## begin MATERIAL FOR THIS EXERCISE

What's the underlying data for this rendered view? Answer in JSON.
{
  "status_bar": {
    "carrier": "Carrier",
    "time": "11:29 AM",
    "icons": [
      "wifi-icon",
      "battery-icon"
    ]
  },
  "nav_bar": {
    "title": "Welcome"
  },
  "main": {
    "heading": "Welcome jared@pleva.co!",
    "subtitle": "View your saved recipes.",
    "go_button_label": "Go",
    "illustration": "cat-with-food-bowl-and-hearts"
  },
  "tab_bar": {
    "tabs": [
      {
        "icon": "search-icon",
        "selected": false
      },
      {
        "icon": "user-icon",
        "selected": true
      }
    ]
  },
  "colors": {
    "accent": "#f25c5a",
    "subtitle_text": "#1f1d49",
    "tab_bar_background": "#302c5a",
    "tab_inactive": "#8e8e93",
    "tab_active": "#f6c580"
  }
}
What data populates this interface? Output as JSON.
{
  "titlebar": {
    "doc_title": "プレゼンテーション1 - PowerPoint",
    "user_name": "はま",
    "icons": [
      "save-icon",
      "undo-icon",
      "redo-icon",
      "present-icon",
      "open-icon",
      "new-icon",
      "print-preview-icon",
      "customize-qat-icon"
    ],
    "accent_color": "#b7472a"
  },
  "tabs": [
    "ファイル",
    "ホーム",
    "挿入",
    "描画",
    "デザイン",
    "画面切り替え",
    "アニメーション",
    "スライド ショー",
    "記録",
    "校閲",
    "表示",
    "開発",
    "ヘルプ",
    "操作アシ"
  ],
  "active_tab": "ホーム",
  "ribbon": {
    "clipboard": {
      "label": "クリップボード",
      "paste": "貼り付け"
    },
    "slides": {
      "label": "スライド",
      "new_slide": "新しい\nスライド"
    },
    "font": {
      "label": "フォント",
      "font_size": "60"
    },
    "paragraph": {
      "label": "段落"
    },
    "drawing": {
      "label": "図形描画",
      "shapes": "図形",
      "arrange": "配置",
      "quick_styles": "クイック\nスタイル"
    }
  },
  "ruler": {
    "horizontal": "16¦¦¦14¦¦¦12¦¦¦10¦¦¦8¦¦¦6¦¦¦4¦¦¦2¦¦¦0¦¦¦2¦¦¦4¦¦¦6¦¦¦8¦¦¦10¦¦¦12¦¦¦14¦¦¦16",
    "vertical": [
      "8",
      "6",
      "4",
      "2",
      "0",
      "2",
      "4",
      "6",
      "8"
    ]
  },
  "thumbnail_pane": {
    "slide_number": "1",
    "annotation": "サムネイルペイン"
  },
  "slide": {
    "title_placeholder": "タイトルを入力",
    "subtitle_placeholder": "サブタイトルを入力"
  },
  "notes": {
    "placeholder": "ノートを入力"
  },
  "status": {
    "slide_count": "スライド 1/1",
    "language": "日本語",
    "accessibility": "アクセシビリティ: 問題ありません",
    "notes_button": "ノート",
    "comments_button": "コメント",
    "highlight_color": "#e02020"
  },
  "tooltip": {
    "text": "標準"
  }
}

## end MATERIAL FOR THIS EXERCISE

Copy out the full set of records precisely, leaving nothing out.

> _THE REPLY_
What's the underlying data for this rendered view? Answer in JSON.
{
  "status_bar": {
    "carrier": "Carrier",
    "time": "11:29 AM",
    "icons": [
      "wifi-icon",
      "battery-icon"
    ]
  },
  "nav_bar": {
    "title": "Welcome"
  },
  "main": {
    "heading": "Welcome jared@pleva.co!",
    "subtitle": "View your saved recipes.",
    "go_button_label": "Go",
    "illustration": "cat-with-food-bowl-and-hearts"
  },
  "tab_bar": {
    "tabs": [
      {
        "icon": "search-icon",
        "selected": false
      },
      {
        "icon": "user-icon",
        "selected": true
      }
    ]
  },
  "colors": {
    "accent": "#f25c5a",
    "subtitle_text": "#1f1d49",
    "tab_bar_background": "#302c5a",
    "tab_inactive": "#8e8e93",
    "tab_active": "#f6c580"
  }
}
What data populates this interface? Output as JSON.
{
  "titlebar": {
    "doc_title": "プレゼンテーション1 - PowerPoint",
    "user_name": "はま",
    "icons": [
      "save-icon",
      "undo-icon",
      "redo-icon",
      "present-icon",
      "open-icon",
      "new-icon",
      "print-preview-icon",
      "customize-qat-icon"
    ],
    "accent_color": "#b7472a"
  },
  "tabs": [
    "ファイル",
    "ホーム",
    "挿入",
    "描画",
    "デザイン",
    "画面切り替え",
    "アニメーション",
    "スライド ショー",
    "記録",
    "校閲",
    "表示",
    "開発",
    "ヘルプ",
    "操作アシ"
  ],
  "active_tab": "ホーム",
  "ribbon": {
    "clipboard": {
      "label": "クリップボード",
      "paste": "貼り付け"
    },
    "slides": {
      "label": "スライド",
      "new_slide": "新しい\nスライド"
    },
    "font": {
      "label": "フォント",
      "font_size": "60"
    },
    "paragraph": {
      "label": "段落"
    },
    "drawing": {
      "label": "図形描画",
      "shapes": "図形",
      "arrange": "配置",
      "quick_styles": "クイック\nスタイル"
    }
  },
  "ruler": {
    "horizontal": "16¦¦¦14¦¦¦12¦¦¦10¦¦¦8¦¦¦6¦¦¦4¦¦¦2¦¦¦0¦¦¦2¦¦¦4¦¦¦6¦¦¦8¦¦¦10¦¦¦12¦¦¦14¦¦¦16",
    "vertical": [
      "8",
      "6",
      "4",
      "2",
      "0",
      "2",
      "4",
      "6",
      "8"
    ]
  },
  "thumbnail_pane": {
    "slide_number": "1",
    "annotation": "サムネイルペイン"
  },
  "slide": {
    "title_placeholder": "タイトルを入力",
    "subtitle_placeholder": "サブタイトルを入力"
  },
  "notes": {
    "placeholder": "ノートを入力"
  },
  "status": {
    "slide_count": "スライド 1/1",
    "language": "日本語",
    "accessibility": "アクセシビリティ: 問題ありません",
    "notes_button": "ノート",
    "comments_button": "コメント",
    "highlight_color": "#e02020"
  },
  "tooltip": {
    "text": "標準"
  }
}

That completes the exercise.